> _PROMPT_
Count the lines in the records below that contain the string "Макс", matching case exactly, and give only the number.
— begin —
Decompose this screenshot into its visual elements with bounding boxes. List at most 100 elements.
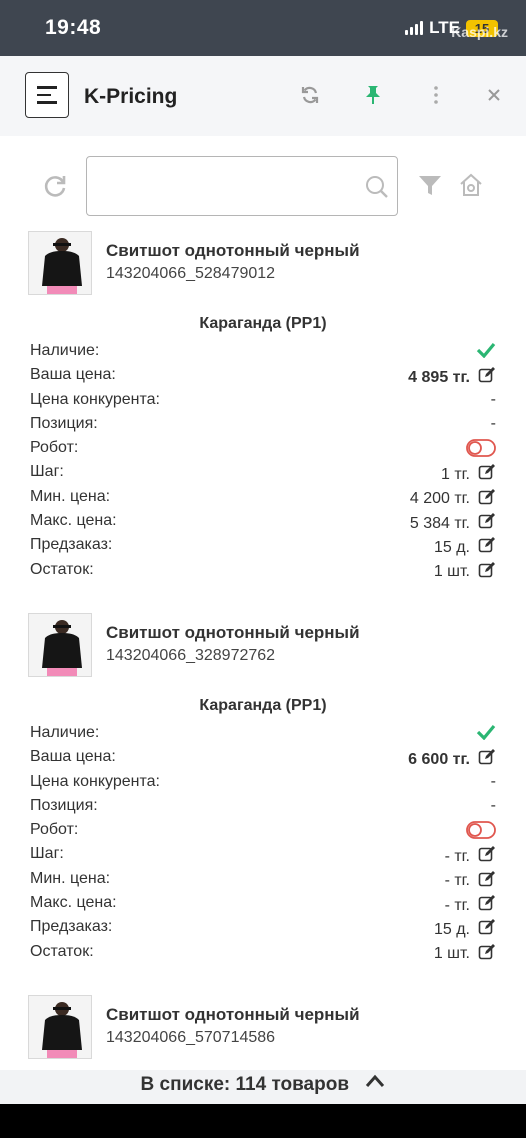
edit-icon[interactable] [478,488,496,511]
attribute-label: Наличие: [30,342,100,359]
attribute-row: Мин. цена: 4 200 тг. [30,485,496,509]
attribute-label: Шаг: [30,463,64,481]
attribute-row: Мин. цена: - тг. [30,867,496,891]
edit-icon[interactable] [478,561,496,584]
list-count-text: В списке: 114 товаров [140,1074,349,1095]
close-icon[interactable] [483,84,505,106]
search-input[interactable] [97,171,351,203]
attribute-value-text: - тг. [444,896,470,914]
pin-icon[interactable] [362,84,384,106]
toggle-off-icon[interactable] [466,439,496,462]
attribute-label: Предзаказ: [30,918,113,936]
edit-icon[interactable] [478,512,496,535]
product-sku: 143204066_528479012 [106,265,276,282]
attribute-value: 15 д. [434,918,496,941]
chevron-up-icon[interactable] [365,1074,385,1093]
attribute-row: Остаток: 1 шт. [30,558,496,582]
search-icon[interactable] [365,175,389,204]
attribute-row: Шаг: 1 тг. [30,460,496,484]
attribute-label: Робот: [30,439,79,457]
attribute-row: Макс. цена: 5 384 тг. [30,509,496,533]
home-indicator-area [0,1104,526,1138]
product-thumbnail[interactable] [28,995,92,1059]
toggle-off-icon[interactable] [466,821,496,844]
attribute-value-text: 1 тг. [441,465,470,483]
attribute-value: - [491,415,496,433]
attribute-label: Шаг: [30,845,64,863]
attribute-value: 4 200 тг. [410,488,496,511]
attribute-value: - [491,773,496,791]
edit-icon[interactable] [478,894,496,917]
attribute-label: Макс. цена: [30,894,117,912]
product-thumbnail[interactable] [28,231,92,295]
refresh-icon[interactable] [299,84,321,106]
attribute-row: Позиция: - [30,794,496,818]
attribute-value-text: 15 д. [433,920,470,938]
menu-button[interactable] [25,72,69,118]
attribute-row: Макс. цена: - тг. [30,891,496,915]
product-attributes: Наличие: Ваша цена: 4 895 тг. Цена конкурен… [30,339,496,582]
product-sku: 143204066_328972762 [106,647,276,664]
attribute-value-text: - [490,796,496,814]
product-attributes: Наличие: Ваша цена: 6 600 тг. Цена конкурен… [30,721,496,964]
attribute-row: Ваша цена: 6 600 тг. [30,745,496,769]
list-count-bar[interactable]: В списке: 114 товаров [0,1070,526,1104]
watermark: Kaspi.kz [451,24,508,40]
attribute-label: Ваша цена: [30,748,116,766]
attribute-value-text: 5 384 тг. [409,514,470,532]
attribute-row: Наличие: [30,339,496,363]
status-bar: 19:48 LTE 15 Kaspi.kz [0,0,526,56]
edit-icon[interactable] [478,870,496,893]
check-icon [476,342,496,363]
attribute-value-text: - тг. [444,872,470,890]
attribute-value: - тг. [445,894,496,917]
edit-icon[interactable] [478,943,496,966]
attribute-row: Позиция: - [30,412,496,436]
attribute-label: Предзаказ: [30,536,113,554]
edit-icon[interactable] [478,536,496,559]
store-city-label: Караганда (PP1) [199,697,327,714]
attribute-label: Мин. цена: [30,487,111,505]
signal-icon [405,21,424,35]
attribute-value-text: - [490,414,496,432]
edit-icon[interactable] [478,366,496,389]
attribute-value: 1 шт. [434,943,496,966]
attribute-row: Робот: [30,436,496,460]
home-settings-icon[interactable] [458,172,484,203]
attribute-row: Остаток: 1 шт. [30,940,496,964]
search-row [0,156,526,218]
attribute-value: - тг. [445,870,496,893]
attribute-label: Ваша цена: [30,366,116,384]
attribute-value: - тг. [445,845,496,868]
edit-icon[interactable] [478,748,496,771]
edit-icon[interactable] [478,463,496,486]
attribute-row: Ваша цена: 4 895 тг. [30,363,496,387]
attribute-value [476,342,496,363]
attribute-row: Наличие: [30,721,496,745]
product-name[interactable]: Свитшот однотонный черный [106,623,360,643]
attribute-value: 6 600 тг. [408,748,496,771]
product-name[interactable]: Свитшот однотонный черный [106,241,360,261]
attribute-row: Предзаказ: 15 д. [30,915,496,939]
attribute-value [466,439,496,462]
edit-icon[interactable] [478,845,496,868]
attribute-value-text: 4 895 тг. [408,368,470,386]
product-sku: 143204066_570714586 [106,1029,276,1046]
attribute-value [476,724,496,745]
app-header: K-Pricing [0,56,526,136]
edit-icon[interactable] [478,918,496,941]
attribute-value-text: 4 200 тг. [409,490,470,508]
search-box[interactable] [86,156,398,216]
attribute-row: Предзаказ: 15 д. [30,533,496,557]
product-name[interactable]: Свитшот однотонный черный [106,1005,360,1025]
attribute-value: 5 384 тг. [410,512,496,535]
reload-icon[interactable] [42,173,68,204]
filter-icon[interactable] [418,174,442,203]
attribute-row: Цена конкурента: - [30,770,496,794]
product-thumbnail[interactable] [28,613,92,677]
menu-icon [37,86,57,89]
attribute-value-text: 1 шт. [433,563,470,581]
attribute-value: 4 895 тг. [408,366,496,389]
attribute-label: Макс. цена: [30,512,117,530]
more-vert-icon[interactable] [425,84,447,106]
— end —
> _CORRECT OUTPUT_
4